[Start LISTED RECORDS]

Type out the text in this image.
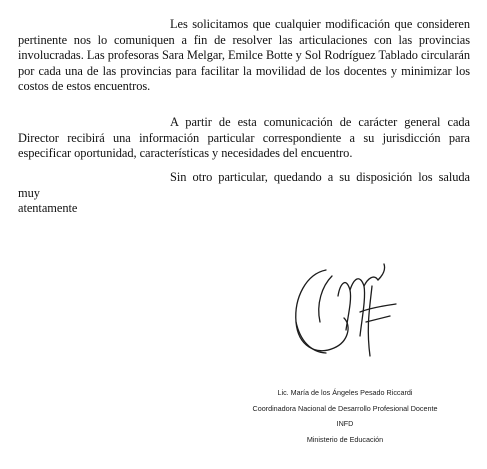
Les solicitamos que cualquier modificación que consideren pertinente nos lo comuniquen a fin de resolver las articulaciones con las provincias involucradas. Las profesoras Sara Melgar, Emilce Botte y Sol Rodríguez Tablado circularán por cada una de las provincias para facilitar la movilidad de los docentes y minimizar los costos de estos encuentros.

A partir de esta comunicación de carácter general cada Director recibirá una información particular correspondiente a su jurisdicción para especificar oportunidad, características y necesidades del encuentro.

Sin otro particular, quedando a su disposición los saluda muy
atentamente

Lic. María de los Ángeles Pesado Riccardi
Coordinadora Nacional de Desarrollo Profesional Docente
INFD
Ministerio de Educación
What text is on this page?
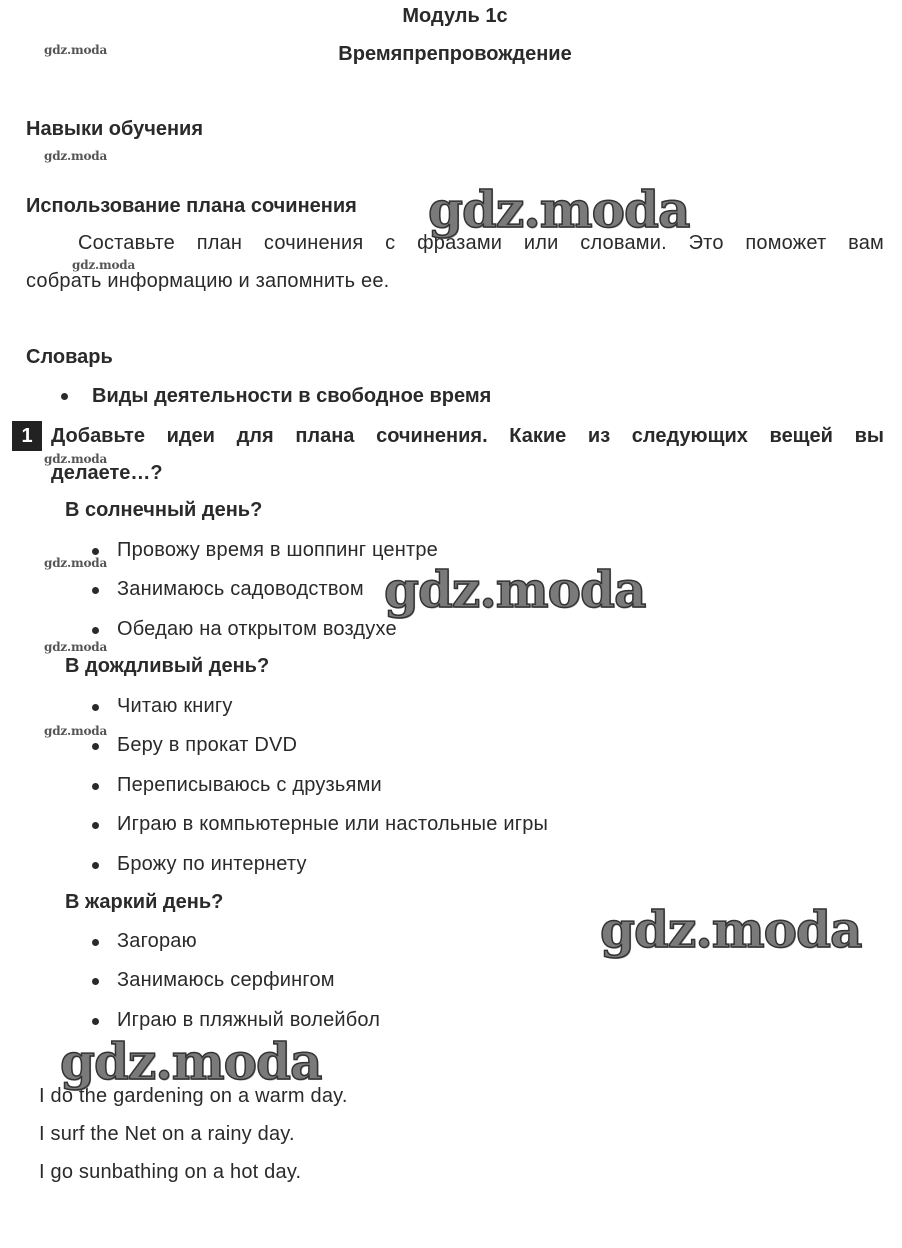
Модуль 1с
Времяпрепровождение
Навыки обучения
Использование плана сочинения
Составьте план сочинения с фразами или словами. Это поможет вам
собрать информацию и запомнить ее.
Словарь
Виды деятельности в свободное время
1 Добавьте идеи для плана сочинения. Какие из следующих вещей вы
делаете…?
В солнечный день?
Провожу время в шоппинг центре
Занимаюсь садоводством
Обедаю на открытом воздухе
В дождливый день?
Читаю книгу
Беру в прокат DVD
Переписываюсь с друзьями
Играю в компьютерные или настольные игры
Брожу по интернету
В жаркий день?
Загораю
Занимаюсь серфингом
Играю в пляжный волейбол
I do the gardening on a warm day.
I surf the Net on a rainy day.
I go sunbathing on a hot day.
gdz.moda
gdz.moda
gdz.moda
gdz.moda
gdz.moda
gdz.moda
gdz.moda
gdz.moda
gdz.moda
gdz.moda
gdz.moda
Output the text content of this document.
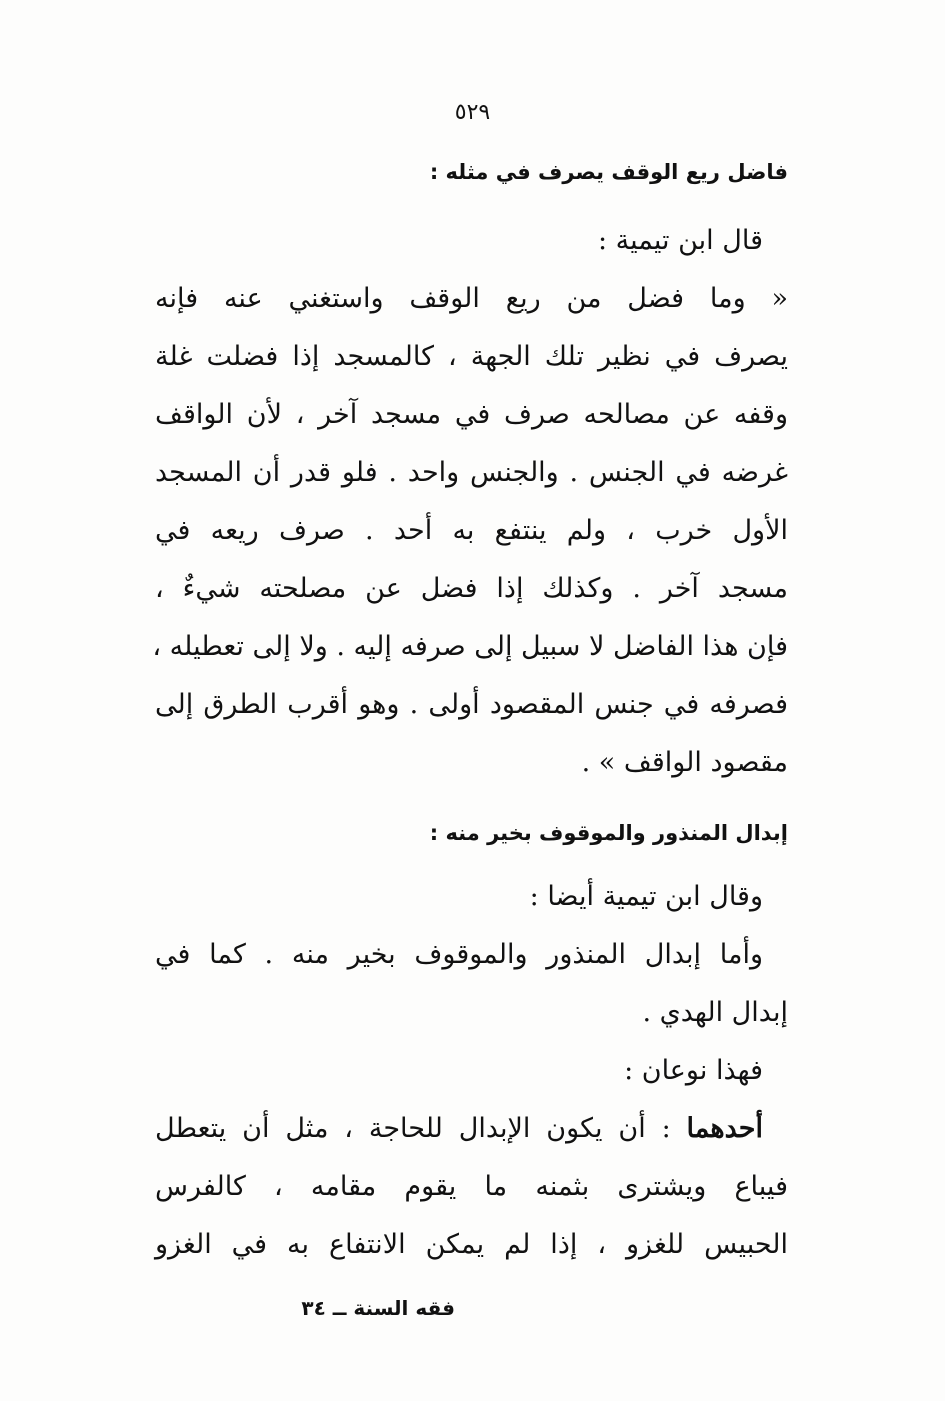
٥٢٩
فاضل ريع الوقف يصرف في مثله :
قال ابن تيمية :
« وما فضل من ريع الوقف واستغني عنه فإنه
يصرف في نظير تلك الجهة ، كالمسجد إذا فضلت غلة
وقفه عن مصالحه صرف في مسجد آخر ، لأن الواقف
غرضه في الجنس . والجنس واحد . فلو قدر أن المسجد
الأول خرب ، ولم ينتفع به أحد . صرف ريعه في
مسجد آخر . وكذلك إذا فضل عن مصلحته شيءٌ ،
فإن هذا الفاضل لا سبيل إلى صرفه إليه . ولا إلى تعطيله ،
فصرفه في جنس المقصود أولى . وهو أقرب الطرق إلى
مقصود الواقف » .
إبدال المنذور والموقوف بخير منه :
وقال ابن تيمية أيضا :
وأما إبدال المنذور والموقوف بخير منه . كما في
إبدال الهدي .
فهذا نوعان :
أحدهما : أن يكون الإبدال للحاجة ، مثل أن يتعطل
فيباع ويشترى بثمنه ما يقوم مقامه ، كالفرس
الحبيس للغزو ، إذا لم يمكن الانتفاع به في الغزو
فقه السنة ــ ٣٤
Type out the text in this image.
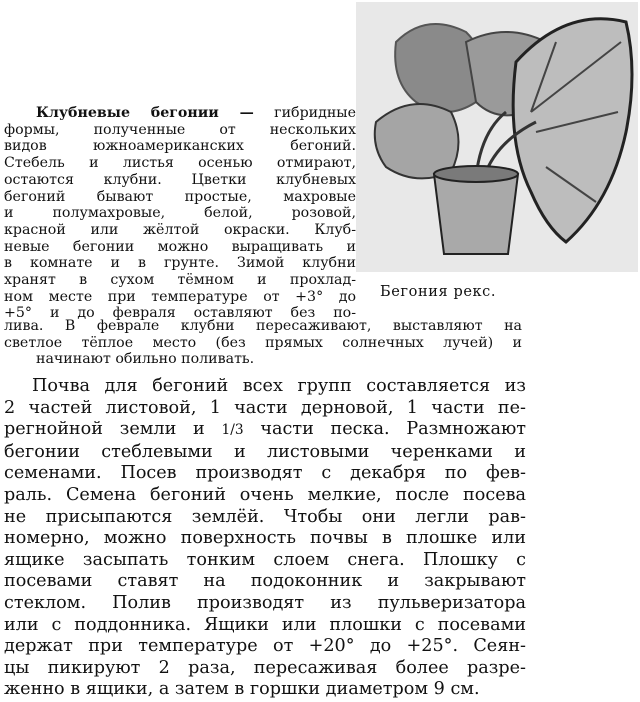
Бегония рекс.
Клубневые бегонии — гибридные
формы, полученные от нескольких
видов южноамериканских бегоний.
Стебель и листья осенью отмирают,
остаются клубни. Цветки клубневых
бегоний бывают простые, махровые
и полумахровые, белой, розовой,
красной или жёлтой окраски. Клуб-
невые бегонии можно выращивать и
в комнате и в грунте. Зимой клубни
хранят в сухом тёмном и прохлад-
ном месте при температуре от +3° до
+5° и до февраля оставляют без по-
лива. В феврале клубни пересаживают, выставляют на
светлое тёплое место (без прямых солнечных лучей) и
начинают обильно поливать.
Почва для бегоний всех групп составляется из
2 частей листовой, 1 части дерновой, 1 части пе-
регнойной земли и 1/3 части песка. Размножают
бегонии стеблевыми и листовыми черенками и
семенами. Посев производят с декабря по фев-
раль. Семена бегоний очень мелкие, после посева
не присыпаются землёй. Чтобы они легли рав-
номерно, можно поверхность почвы в плошке или
ящике засыпать тонким слоем снега. Плошку с
посевами ставят на подоконник и закрывают
стеклом. Полив производят из пульверизатора
или с поддонника. Ящики или плошки с посевами
держат при температуре от +20° до +25°. Сеян-
цы пикируют 2 раза, пересаживая более разре-
женно в ящики, а затем в горшки диаметром 9 см.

[End LISTED RECORDS]

Repeat the listing in full and exactly. Do not include any images.

Type out the text in this image.
Les solicitamos que cualquier modificación que consideren pertinente nos lo comuniquen a fin de resolver las articulaciones con las provincias involucradas. Las profesoras Sara Melgar, Emilce Botte y Sol Rodríguez Tablado circularán por cada una de las provincias para facilitar la movilidad de los docentes y minimizar los costos de estos encuentros.

A partir de esta comunicación de carácter general cada Director recibirá una información particular correspondiente a su jurisdicción para especificar oportunidad, características y necesidades del encuentro.

Sin otro particular, quedando a su disposición los saluda muy
atentamente

Lic. María de los Ángeles Pesado Riccardi
Coordinadora Nacional de Desarrollo Profesional Docente
INFD
Ministerio de Educación
What text is on this page?
Модуль 1с
Времяпрепровождение
Навыки обучения
Использование плана сочинения
Составьте план сочинения с фразами или словами. Это поможет вам
собрать информацию и запомнить ее.
Словарь
Виды деятельности в свободное время
1 Добавьте идеи для плана сочинения. Какие из следующих вещей вы
делаете…?
В солнечный день?
Провожу время в шоппинг центре
Занимаюсь садоводством
Обедаю на открытом воздухе
В дождливый день?
Читаю книгу
Беру в прокат DVD
Переписываюсь с друзьями
Играю в компьютерные или настольные игры
Брожу по интернету
В жаркий день?
Загораю
Занимаюсь серфингом
Играю в пляжный волейбол
I do the gardening on a warm day.
I surf the Net on a rainy day.
I go sunbathing on a hot day.
gdz.moda
gdz.moda
gdz.moda
gdz.moda
gdz.moda
gdz.moda
gdz.moda
gdz.moda
gdz.moda
gdz.moda
gdz.moda
Output the text content of this document.
٥٢٩
فاضل ريع الوقف يصرف في مثله :
قال ابن تيمية :
« وما فضل من ريع الوقف واستغني عنه فإنه
يصرف في نظير تلك الجهة ، كالمسجد إذا فضلت غلة
وقفه عن مصالحه صرف في مسجد آخر ، لأن الواقف
غرضه في الجنس . والجنس واحد . فلو قدر أن المسجد
الأول خرب ، ولم ينتفع به أحد . صرف ريعه في
مسجد آخر . وكذلك إذا فضل عن مصلحته شيءٌ ،
فإن هذا الفاضل لا سبيل إلى صرفه إليه . ولا إلى تعطيله ،
فصرفه في جنس المقصود أولى . وهو أقرب الطرق إلى
مقصود الواقف » .
إبدال المنذور والموقوف بخير منه :
وقال ابن تيمية أيضا :
وأما إبدال المنذور والموقوف بخير منه . كما في
إبدال الهدي .
فهذا نوعان :
أحدهما : أن يكون الإبدال للحاجة ، مثل أن يتعطل
فيباع ويشترى بثمنه ما يقوم مقامه ، كالفرس
الحبيس للغزو ، إذا لم يمكن الانتفاع به في الغزو
فقه السنة ــ ٣٤
Type out the text in this image.
Бегония рекс.
Клубневые бегонии — гибридные
формы, полученные от нескольких
видов южноамериканских бегоний.
Стебель и листья осенью отмирают,
остаются клубни. Цветки клубневых
бегоний бывают простые, махровые
и полумахровые, белой, розовой,
красной или жёлтой окраски. Клуб-
невые бегонии можно выращивать и
в комнате и в грунте. Зимой клубни
хранят в сухом тёмном и прохлад-
ном месте при температуре от +3° до
+5° и до февраля оставляют без по-
лива. В феврале клубни пересаживают, выставляют на
светлое тёплое место (без прямых солнечных лучей) и
начинают обильно поливать.
Почва для бегоний всех групп составляется из
2 частей листовой, 1 части дерновой, 1 части пе-
регнойной земли и 1/3 части песка. Размножают
бегонии стеблевыми и листовыми черенками и
семенами. Посев производят с декабря по фев-
раль. Семена бегоний очень мелкие, после посева
не присыпаются землёй. Чтобы они легли рав-
номерно, можно поверхность почвы в плошке или
ящике засыпать тонким слоем снега. Плошку с
посевами ставят на подоконник и закрывают
стеклом. Полив производят из пульверизатора
или с поддонника. Ящики или плошки с посевами
держат при температуре от +20° до +25°. Сеян-
цы пикируют 2 раза, пересаживая более разре-
женно в ящики, а затем в горшки диаметром 9 см.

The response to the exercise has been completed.